= O que fazer =
1) No trecho sobre a obra da Afipe, passe para o inglês a frase "Ele estava à frente da associação desde 2004, quando ela foi fundada por ele."
2) Retome o texto sobre a obra da Afipe em Trindade, escrevendo a partir da última frase dele.

= Trecho para ler =
---

A evolução tímida da obra, até então, comparada às elevadas quantias de dinheiro movimentadas pela Afipe, é o que configura a suspeita de desvio levantada pelo MPGO. O processo que trata dessa questão e do qual padre Robson de Oliveira é réu foi trancado pelo Tribunal de Justiça de Goiás (TJGO) e está em apreciação no Superior Tribunal de Justiça (STJ).
Evolução após escândalo
A obra avançou após a deflagração da Operação Vendilhões e a saída de padre Robson da presidência da Afipe. Ele estava à frente da associação desde 2004, quando ela foi fundada por ele. O Metrópoles esteve na obra, em Trindade (GO), e verificou que equipes estão trabalhando no local.

---

= Dados para revisar =
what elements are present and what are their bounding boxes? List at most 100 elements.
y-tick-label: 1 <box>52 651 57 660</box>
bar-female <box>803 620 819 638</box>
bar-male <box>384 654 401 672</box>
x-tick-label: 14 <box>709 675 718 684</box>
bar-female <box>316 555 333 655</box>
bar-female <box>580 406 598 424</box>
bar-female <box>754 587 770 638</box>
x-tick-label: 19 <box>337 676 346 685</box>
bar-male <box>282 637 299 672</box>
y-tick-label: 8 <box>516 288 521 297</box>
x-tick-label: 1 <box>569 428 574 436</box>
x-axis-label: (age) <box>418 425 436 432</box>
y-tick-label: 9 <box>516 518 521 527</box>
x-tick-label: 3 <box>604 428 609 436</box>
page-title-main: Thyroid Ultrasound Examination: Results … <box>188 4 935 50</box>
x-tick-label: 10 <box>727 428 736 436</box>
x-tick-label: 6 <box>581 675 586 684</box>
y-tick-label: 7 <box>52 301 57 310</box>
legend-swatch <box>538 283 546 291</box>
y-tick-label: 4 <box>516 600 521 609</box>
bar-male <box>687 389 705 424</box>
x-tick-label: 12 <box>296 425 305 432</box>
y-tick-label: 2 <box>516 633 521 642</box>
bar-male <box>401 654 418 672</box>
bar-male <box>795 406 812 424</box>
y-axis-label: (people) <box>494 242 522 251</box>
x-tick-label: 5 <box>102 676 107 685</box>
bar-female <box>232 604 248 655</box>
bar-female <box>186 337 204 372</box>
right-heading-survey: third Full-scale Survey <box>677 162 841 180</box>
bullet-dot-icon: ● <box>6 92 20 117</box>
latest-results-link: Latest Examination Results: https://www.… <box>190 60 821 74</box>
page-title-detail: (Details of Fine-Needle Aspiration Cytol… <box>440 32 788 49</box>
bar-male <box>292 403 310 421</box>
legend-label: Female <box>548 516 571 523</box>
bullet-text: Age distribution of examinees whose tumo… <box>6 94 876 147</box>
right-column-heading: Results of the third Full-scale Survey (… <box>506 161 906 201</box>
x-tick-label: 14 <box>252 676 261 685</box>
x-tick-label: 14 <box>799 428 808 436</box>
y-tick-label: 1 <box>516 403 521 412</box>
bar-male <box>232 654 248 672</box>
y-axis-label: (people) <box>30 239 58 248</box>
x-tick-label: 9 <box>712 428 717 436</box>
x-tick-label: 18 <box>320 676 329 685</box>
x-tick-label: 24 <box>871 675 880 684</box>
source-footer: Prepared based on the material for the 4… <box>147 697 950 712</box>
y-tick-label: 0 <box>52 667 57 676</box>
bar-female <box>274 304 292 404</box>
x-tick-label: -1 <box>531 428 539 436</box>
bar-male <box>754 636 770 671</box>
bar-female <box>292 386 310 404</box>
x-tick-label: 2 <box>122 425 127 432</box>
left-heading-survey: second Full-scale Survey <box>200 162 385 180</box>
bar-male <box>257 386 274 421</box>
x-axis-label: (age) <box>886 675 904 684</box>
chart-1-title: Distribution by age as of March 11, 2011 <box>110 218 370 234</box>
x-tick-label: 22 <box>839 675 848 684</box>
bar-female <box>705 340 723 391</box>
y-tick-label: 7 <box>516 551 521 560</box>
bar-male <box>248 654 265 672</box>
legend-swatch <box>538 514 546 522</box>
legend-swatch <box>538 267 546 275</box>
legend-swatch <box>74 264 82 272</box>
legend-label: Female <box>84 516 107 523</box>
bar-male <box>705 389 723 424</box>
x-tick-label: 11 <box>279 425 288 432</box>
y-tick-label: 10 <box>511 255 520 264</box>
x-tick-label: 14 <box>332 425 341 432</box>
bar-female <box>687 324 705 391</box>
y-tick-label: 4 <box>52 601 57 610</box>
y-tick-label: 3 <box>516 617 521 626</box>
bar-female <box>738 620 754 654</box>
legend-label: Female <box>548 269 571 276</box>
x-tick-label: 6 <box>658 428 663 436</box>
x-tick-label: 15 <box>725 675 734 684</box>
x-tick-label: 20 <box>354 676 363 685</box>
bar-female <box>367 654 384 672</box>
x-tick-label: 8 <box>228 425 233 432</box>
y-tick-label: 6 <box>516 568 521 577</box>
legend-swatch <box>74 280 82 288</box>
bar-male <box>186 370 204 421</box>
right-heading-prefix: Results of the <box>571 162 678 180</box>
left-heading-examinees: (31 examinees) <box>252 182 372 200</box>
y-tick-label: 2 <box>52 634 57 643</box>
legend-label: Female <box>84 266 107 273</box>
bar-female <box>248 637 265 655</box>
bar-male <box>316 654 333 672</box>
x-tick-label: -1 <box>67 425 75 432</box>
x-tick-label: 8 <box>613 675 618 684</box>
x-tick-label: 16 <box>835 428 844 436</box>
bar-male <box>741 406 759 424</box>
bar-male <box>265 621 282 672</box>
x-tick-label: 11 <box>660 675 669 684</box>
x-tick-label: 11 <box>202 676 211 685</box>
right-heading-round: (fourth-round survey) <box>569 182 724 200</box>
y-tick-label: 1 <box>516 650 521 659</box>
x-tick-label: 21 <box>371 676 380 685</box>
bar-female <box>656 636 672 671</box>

---

= Respostas de cada tarefa =
1) He had been at the head of the association since 2004, when it was founded by him.

2)
Segundo a Nova Afipe, que adotou esse nome após mudar a diretoria e aplicar políticas de transparência para retomar a confiança dos fiéis, toda a base de concreto do subsolo do edifício central, que hospedará um ossário, já está finalizada. Além disso, o projeto é dividido em cinco etapas e duas delas já tiveram o trabalho de concretagem 50% feito.
O projeto foi idealizado para multiplicar a capacidade de Trindade de receber fiéis de todo o Brasil. As últimas edições da Festa do Divino Pai Eterno, da qual padre Robson de Oliveira era líder, atraiu uma média de 3 milhões de pessoas.
Só a área do complexo religioso do novo santuário é 20 vezes maior que o terreno da basílica atual. É previsto, por exemplo, um estacionamento para 30 mil carros, 4 mil ônibus e espaços para carreiros, que mantêm viva a tradição da romaria dos carros de boi até a cidade, nos dias de festa, realizada entre os meses de junho e julho.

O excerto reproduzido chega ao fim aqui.